▸ **WHAT THE TASK REQUIRES**
Give an exact transcription of every line, dropping the images.

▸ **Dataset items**
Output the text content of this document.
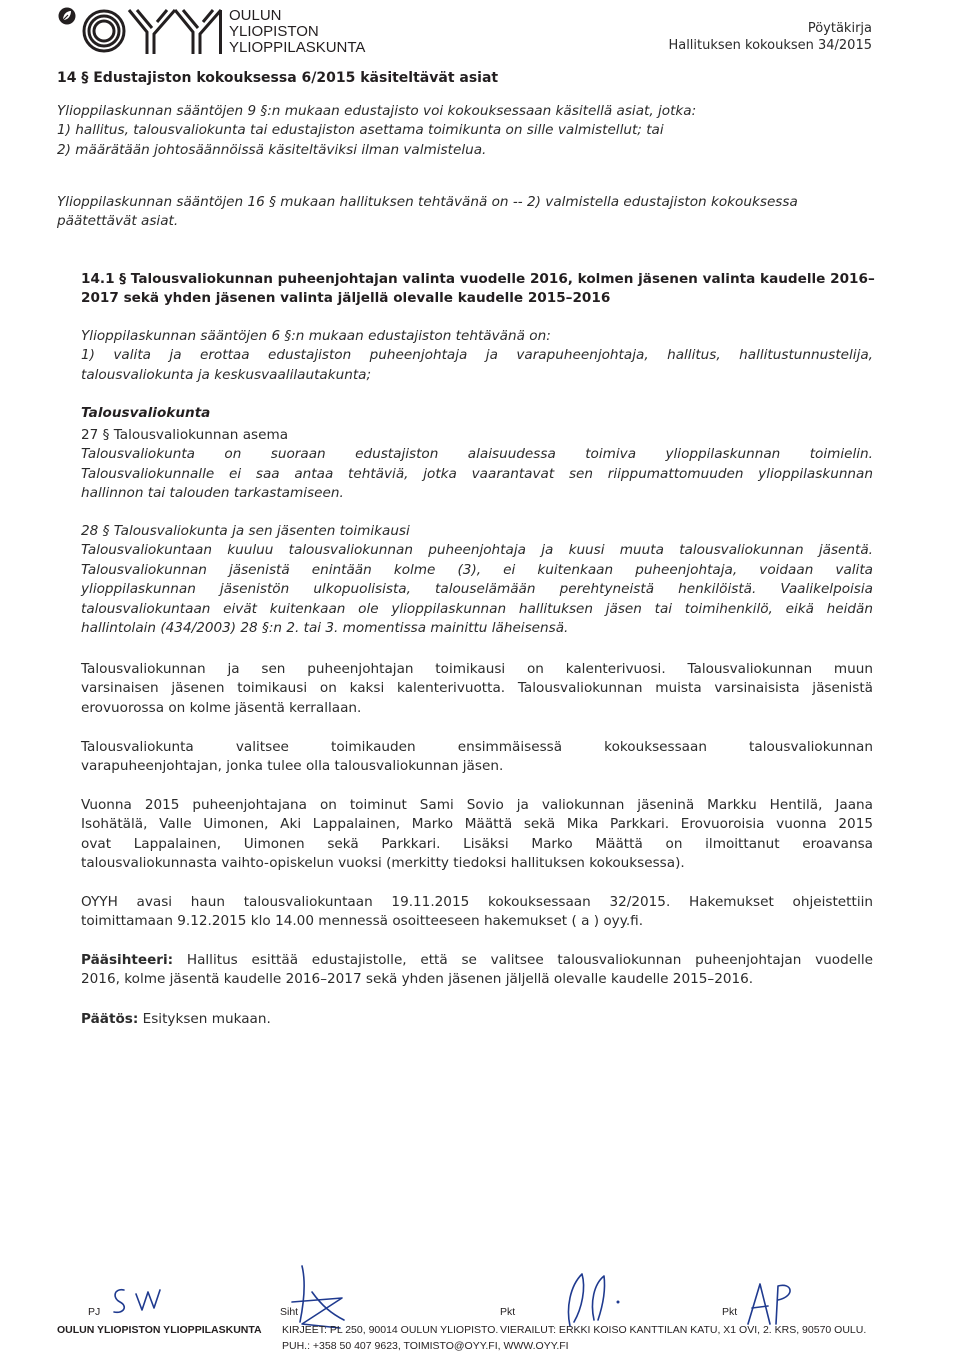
OULUN
YLIOPISTON
YLIOPPILASKUNTA
Pöytäkirja
Hallituksen kokouksen 34/2015
14 § Edustajiston kokouksessa 6/2015 käsiteltävät asiat
Ylioppilaskunnan sääntöjen 9 §:n mukaan edustajisto voi kokouksessaan käsitellä asiat, jotka:
1) hallitus, talousvaliokunta tai edustajiston asettama toimikunta on sille valmistellut; tai
2) määrätään johtosäännöissä käsiteltäviksi ilman valmistelua.
Ylioppilaskunnan sääntöjen 16 § mukaan hallituksen tehtävänä on -- 2) valmistella edustajiston kokouksessa
päätettävät asiat.
14.1 § Talousvaliokunnan puheenjohtajan valinta vuodelle 2016, kolmen jäsenen valinta kaudelle 2016–
2017 sekä yhden jäsenen valinta jäljellä olevalle kaudelle 2015–2016
Ylioppilaskunnan sääntöjen 6 §:n mukaan edustajiston tehtävänä on:
1) valita ja erottaa edustajiston puheenjohtaja ja varapuheenjohtaja, hallitus, hallitustunnustelija,
talousvaliokunta ja keskusvaalilautakunta;
Talousvaliokunta
27 § Talousvaliokunnan asema
Talousvaliokunta on suoraan edustajiston alaisuudessa toimiva ylioppilaskunnan toimielin.
Talousvaliokunnalle ei saa antaa tehtäviä, jotka vaarantavat sen riippumattomuuden ylioppilaskunnan
hallinnon tai talouden tarkastamiseen.
28 § Talousvaliokunta ja sen jäsenten toimikausi
Talousvaliokuntaan kuuluu talousvaliokunnan puheenjohtaja ja kuusi muuta talousvaliokunnan jäsentä.
Talousvaliokunnan jäsenistä enintään kolme (3), ei kuitenkaan puheenjohtaja, voidaan valita
ylioppilaskunnan jäsenistön ulkopuolisista, talouselämään perehtyneistä henkilöistä. Vaalikelpoisia
talousvaliokuntaan eivät kuitenkaan ole ylioppilaskunnan hallituksen jäsen tai toimihenkilö, eikä heidän
hallintolain (434/2003) 28 §:n 2. tai 3. momentissa mainittu läheisensä.
Talousvaliokunnan ja sen puheenjohtajan toimikausi on kalenterivuosi. Talousvaliokunnan muun
varsinaisen jäsenen toimikausi on kaksi kalenterivuotta. Talousvaliokunnan muista varsinaisista jäsenistä
erovuorossa on kolme jäsentä kerrallaan.
Talousvaliokunta valitsee toimikauden ensimmäisessä kokouksessaan talousvaliokunnan
varapuheenjohtajan, jonka tulee olla talousvaliokunnan jäsen.
Vuonna 2015 puheenjohtajana on toiminut Sami Sovio ja valiokunnan jäseninä Markku Hentilä, Jaana
Isohätälä, Valle Uimonen, Aki Lappalainen, Marko Määttä sekä Mika Parkkari. Erovuoroisia vuonna 2015
ovat Lappalainen, Uimonen sekä Parkkari. Lisäksi Marko Määttä on ilmoittanut eroavansa
talousvaliokunnasta vaihto-opiskelun vuoksi (merkitty tiedoksi hallituksen kokouksessa).
OYYH avasi haun talousvaliokuntaan 19.11.2015 kokouksessaan 32/2015. Hakemukset ohjeistettiin
toimittamaan 9.12.2015 klo 14.00 mennessä osoitteeseen hakemukset ( a ) oyy.fi.
Pääsihteeri: Hallitus esittää edustajistolle, että se valitsee talousvaliokunnan puheenjohtajan vuodelle
2016, kolme jäsentä kaudelle 2016–2017 sekä yhden jäsenen jäljellä olevalle kaudelle 2015–2016.
Päätös: Esityksen mukaan.
PJ	Siht	Pkt	Pkt
OULUN YLIOPISTON YLIOPPILASKUNTA KIRJEET: PL 250, 90014 OULUN YLIOPISTO. VIERAILUT: ERKKI KOISO KANTTILAN KATU, X1 OVI, 2. KRS, 90570 OULU.
PUH.: +358 50 407 9623, TOIMISTO@OYY.FI, WWW.OYY.FI
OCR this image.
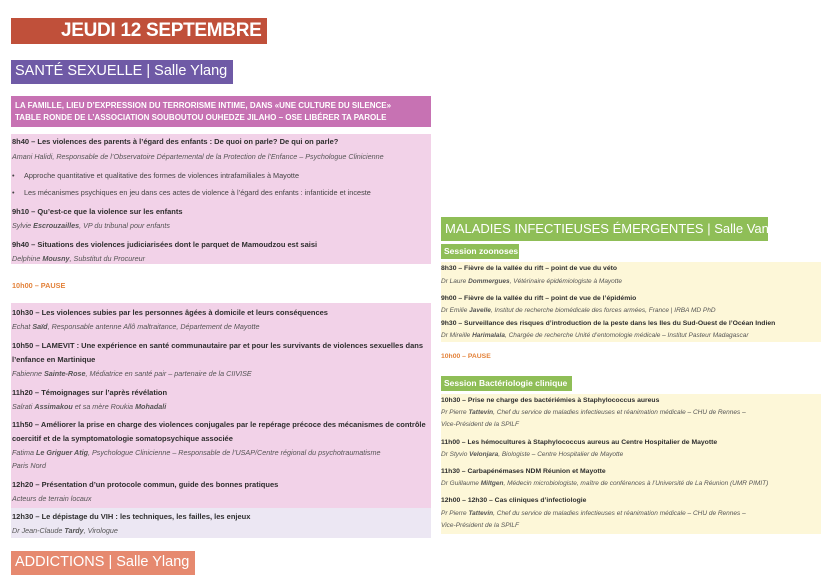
JEUDI 12 SEPTEMBRE
SANTÉ SEXUELLE | Salle Ylang
LA FAMILLE, LIEU D’EXPRESSION DU TERRORISME INTIME, DANS «UNE CULTURE DU SILENCE»
TABLE RONDE DE L’ASSOCIATION SOUBOUTOU OUHEDZE JILAHO – OSE LIBÉRER TA PAROLE
8h40 – Les violences des parents à l’égard des enfants : De quoi on parle? De qui on parle?
Amani Halidi, Responsable de l’Observatoire Départemental de la Protection de l’Enfance – Psychologue Clinicienne
• Approche quantitative et qualitative des formes de violences intrafamiliales à Mayotte
• Les mécanismes psychiques en jeu dans ces actes de violence à l’égard des enfants : infanticide et inceste
9h10 – Qu’est-ce que la violence sur les enfants
Sylvie Escrouzailles, VP du tribunal pour enfants
9h40 – Situations des violences judiciarisées dont le parquet de Mamoudzou est saisi
Delphine Mousny, Substitut du Procureur
10h00 – PAUSE
10h30 – Les violences subies par les personnes âgées à domicile et leurs conséquences
Echat Saïd, Responsable antenne Allô maltraitance, Département de Mayotte
10h50 – LAMEVIT : Une expérience en santé communautaire par et pour les survivants de violences sexuelles dans
l’enfance en Martinique
Fabienne Sainte-Rose, Médiatrice en santé pair – partenaire de la CIIVISE
11h20 – Témoignages sur l’après révélation
Salrati Assimakou et sa mère Roukia Mohadali
11h50 – Améliorer la prise en charge des violences conjugales par le repérage précoce des mécanismes de contrôle
coercitif et de la symptomatologie somatopsychique associée
Fatima Le Griguer Atig, Psychologue Clinicienne – Responsable de l’USAP/Centre régional du psychotraumatisme
Paris Nord
12h20 – Présentation d’un protocole commun, guide des bonnes pratiques
Acteurs de terrain locaux
12h30 – Le dépistage du VIH : les techniques, les failles, les enjeux
Dr Jean-Claude Tardy, Virologue
ADDICTIONS | Salle Ylang
MALADIES INFECTIEUSES ÉMERGENTES | Salle Vanille
Session zoonoses
8h30 – Fièvre de la vallée du rift – point de vue du véto
Dr Laure Dommergues, Vétérinaire épidémiologiste à Mayotte
9h00 – Fièvre de la vallée du rift – point de vue de l’épidémio
Dr Emilie Javelle, Institut de recherche biomédicale des forces armées, France | IRBA MD PhD
9h30 – Surveillance des risques d’introduction de la peste dans les Iles du Sud-Ouest de l’Océan Indien
Dr Mireille Harimalala, Chargée de recherche Unité d’entomologie médicale – Institut Pasteur Madagascar
10h00 – PAUSE
Session Bactériologie clinique
10h30 – Prise ne charge des bactériémies à Staphylococcus aureus
Pr Pierre Tattevin, Chef du service de maladies infectieuses et réanimation médicale – CHU de Rennes –
Vice-Président de la SPILF
11h00 – Les hémocultures à Staphylococcus aureus au Centre Hospitalier de Mayotte
Dr Styvio Velonjara, Biologiste – Centre Hospitalier de Mayotte
11h30 – Carbapénémases NDM Réunion et Mayotte
Dr Guillaume Miltgen, Médecin microbiologiste, maître de conférences à l’Université de La Réunion (UMR PIMIT)
12h00 – 12h30 – Cas cliniques d’infectiologie
Pr Pierre Tattevin, Chef du service de maladies infectieuses et réanimation médicale – CHU de Rennes –
Vice-Président de la SPILF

▸ **SOLUTION TO THIS TASK**
Output the text content of this document.
OULUN
YLIOPISTON
YLIOPPILASKUNTA
Pöytäkirja
Hallituksen kokouksen 34/2015
14 § Edustajiston kokouksessa 6/2015 käsiteltävät asiat
Ylioppilaskunnan sääntöjen 9 §:n mukaan edustajisto voi kokouksessaan käsitellä asiat, jotka:
1) hallitus, talousvaliokunta tai edustajiston asettama toimikunta on sille valmistellut; tai
2) määrätään johtosäännöissä käsiteltäviksi ilman valmistelua.
Ylioppilaskunnan sääntöjen 16 § mukaan hallituksen tehtävänä on -- 2) valmistella edustajiston kokouksessa
päätettävät asiat.
14.1 § Talousvaliokunnan puheenjohtajan valinta vuodelle 2016, kolmen jäsenen valinta kaudelle 2016–
2017 sekä yhden jäsenen valinta jäljellä olevalle kaudelle 2015–2016
Ylioppilaskunnan sääntöjen 6 §:n mukaan edustajiston tehtävänä on:
1) valita ja erottaa edustajiston puheenjohtaja ja varapuheenjohtaja, hallitus, hallitustunnustelija,
talousvaliokunta ja keskusvaalilautakunta;
Talousvaliokunta
27 § Talousvaliokunnan asema
Talousvaliokunta on suoraan edustajiston alaisuudessa toimiva ylioppilaskunnan toimielin.
Talousvaliokunnalle ei saa antaa tehtäviä, jotka vaarantavat sen riippumattomuuden ylioppilaskunnan
hallinnon tai talouden tarkastamiseen.
28 § Talousvaliokunta ja sen jäsenten toimikausi
Talousvaliokuntaan kuuluu talousvaliokunnan puheenjohtaja ja kuusi muuta talousvaliokunnan jäsentä.
Talousvaliokunnan jäsenistä enintään kolme (3), ei kuitenkaan puheenjohtaja, voidaan valita
ylioppilaskunnan jäsenistön ulkopuolisista, talouselämään perehtyneistä henkilöistä. Vaalikelpoisia
talousvaliokuntaan eivät kuitenkaan ole ylioppilaskunnan hallituksen jäsen tai toimihenkilö, eikä heidän
hallintolain (434/2003) 28 §:n 2. tai 3. momentissa mainittu läheisensä.
Talousvaliokunnan ja sen puheenjohtajan toimikausi on kalenterivuosi. Talousvaliokunnan muun
varsinaisen jäsenen toimikausi on kaksi kalenterivuotta. Talousvaliokunnan muista varsinaisista jäsenistä
erovuorossa on kolme jäsentä kerrallaan.
Talousvaliokunta valitsee toimikauden ensimmäisessä kokouksessaan talousvaliokunnan
varapuheenjohtajan, jonka tulee olla talousvaliokunnan jäsen.
Vuonna 2015 puheenjohtajana on toiminut Sami Sovio ja valiokunnan jäseninä Markku Hentilä, Jaana
Isohätälä, Valle Uimonen, Aki Lappalainen, Marko Määttä sekä Mika Parkkari. Erovuoroisia vuonna 2015
ovat Lappalainen, Uimonen sekä Parkkari. Lisäksi Marko Määttä on ilmoittanut eroavansa
talousvaliokunnasta vaihto-opiskelun vuoksi (merkitty tiedoksi hallituksen kokouksessa).
OYYH avasi haun talousvaliokuntaan 19.11.2015 kokouksessaan 32/2015. Hakemukset ohjeistettiin
toimittamaan 9.12.2015 klo 14.00 mennessä osoitteeseen hakemukset ( a ) oyy.fi.
Pääsihteeri: Hallitus esittää edustajistolle, että se valitsee talousvaliokunnan puheenjohtajan vuodelle
2016, kolme jäsentä kaudelle 2016–2017 sekä yhden jäsenen jäljellä olevalle kaudelle 2015–2016.
Päätös: Esityksen mukaan.
PJ	Siht	Pkt	Pkt
OULUN YLIOPISTON YLIOPPILASKUNTA KIRJEET: PL 250, 90014 OULUN YLIOPISTO. VIERAILUT: ERKKI KOISO KANTTILAN KATU, X1 OVI, 2. KRS, 90570 OULU.
PUH.: +358 50 407 9623, TOIMISTO@OYY.FI, WWW.OYY.FI
OCR this image.
JEUDI 12 SEPTEMBRE
SANTÉ SEXUELLE | Salle Ylang
LA FAMILLE, LIEU D’EXPRESSION DU TERRORISME INTIME, DANS «UNE CULTURE DU SILENCE»
TABLE RONDE DE L’ASSOCIATION SOUBOUTOU OUHEDZE JILAHO – OSE LIBÉRER TA PAROLE
8h40 – Les violences des parents à l’égard des enfants : De quoi on parle? De qui on parle?
Amani Halidi, Responsable de l’Observatoire Départemental de la Protection de l’Enfance – Psychologue Clinicienne
• Approche quantitative et qualitative des formes de violences intrafamiliales à Mayotte
• Les mécanismes psychiques en jeu dans ces actes de violence à l’égard des enfants : infanticide et inceste
9h10 – Qu’est-ce que la violence sur les enfants
Sylvie Escrouzailles, VP du tribunal pour enfants
9h40 – Situations des violences judiciarisées dont le parquet de Mamoudzou est saisi
Delphine Mousny, Substitut du Procureur
10h00 – PAUSE
10h30 – Les violences subies par les personnes âgées à domicile et leurs conséquences
Echat Saïd, Responsable antenne Allô maltraitance, Département de Mayotte
10h50 – LAMEVIT : Une expérience en santé communautaire par et pour les survivants de violences sexuelles dans
l’enfance en Martinique
Fabienne Sainte-Rose, Médiatrice en santé pair – partenaire de la CIIVISE
11h20 – Témoignages sur l’après révélation
Salrati Assimakou et sa mère Roukia Mohadali
11h50 – Améliorer la prise en charge des violences conjugales par le repérage précoce des mécanismes de contrôle
coercitif et de la symptomatologie somatopsychique associée
Fatima Le Griguer Atig, Psychologue Clinicienne – Responsable de l’USAP/Centre régional du psychotraumatisme
Paris Nord
12h20 – Présentation d’un protocole commun, guide des bonnes pratiques
Acteurs de terrain locaux
12h30 – Le dépistage du VIH : les techniques, les failles, les enjeux
Dr Jean-Claude Tardy, Virologue
ADDICTIONS | Salle Ylang
MALADIES INFECTIEUSES ÉMERGENTES | Salle Vanille
Session zoonoses
8h30 – Fièvre de la vallée du rift – point de vue du véto
Dr Laure Dommergues, Vétérinaire épidémiologiste à Mayotte
9h00 – Fièvre de la vallée du rift – point de vue de l’épidémio
Dr Emilie Javelle, Institut de recherche biomédicale des forces armées, France | IRBA MD PhD
9h30 – Surveillance des risques d’introduction de la peste dans les Iles du Sud-Ouest de l’Océan Indien
Dr Mireille Harimalala, Chargée de recherche Unité d’entomologie médicale – Institut Pasteur Madagascar
10h00 – PAUSE
Session Bactériologie clinique
10h30 – Prise ne charge des bactériémies à Staphylococcus aureus
Pr Pierre Tattevin, Chef du service de maladies infectieuses et réanimation médicale – CHU de Rennes –
Vice-Président de la SPILF
11h00 – Les hémocultures à Staphylococcus aureus au Centre Hospitalier de Mayotte
Dr Styvio Velonjara, Biologiste – Centre Hospitalier de Mayotte
11h30 – Carbapénémases NDM Réunion et Mayotte
Dr Guillaume Miltgen, Médecin microbiologiste, maître de conférences à l’Université de La Réunion (UMR PIMIT)
12h00 – 12h30 – Cas cliniques d’infectiologie
Pr Pierre Tattevin, Chef du service de maladies infectieuses et réanimation médicale – CHU de Rennes –
Vice-Président de la SPILF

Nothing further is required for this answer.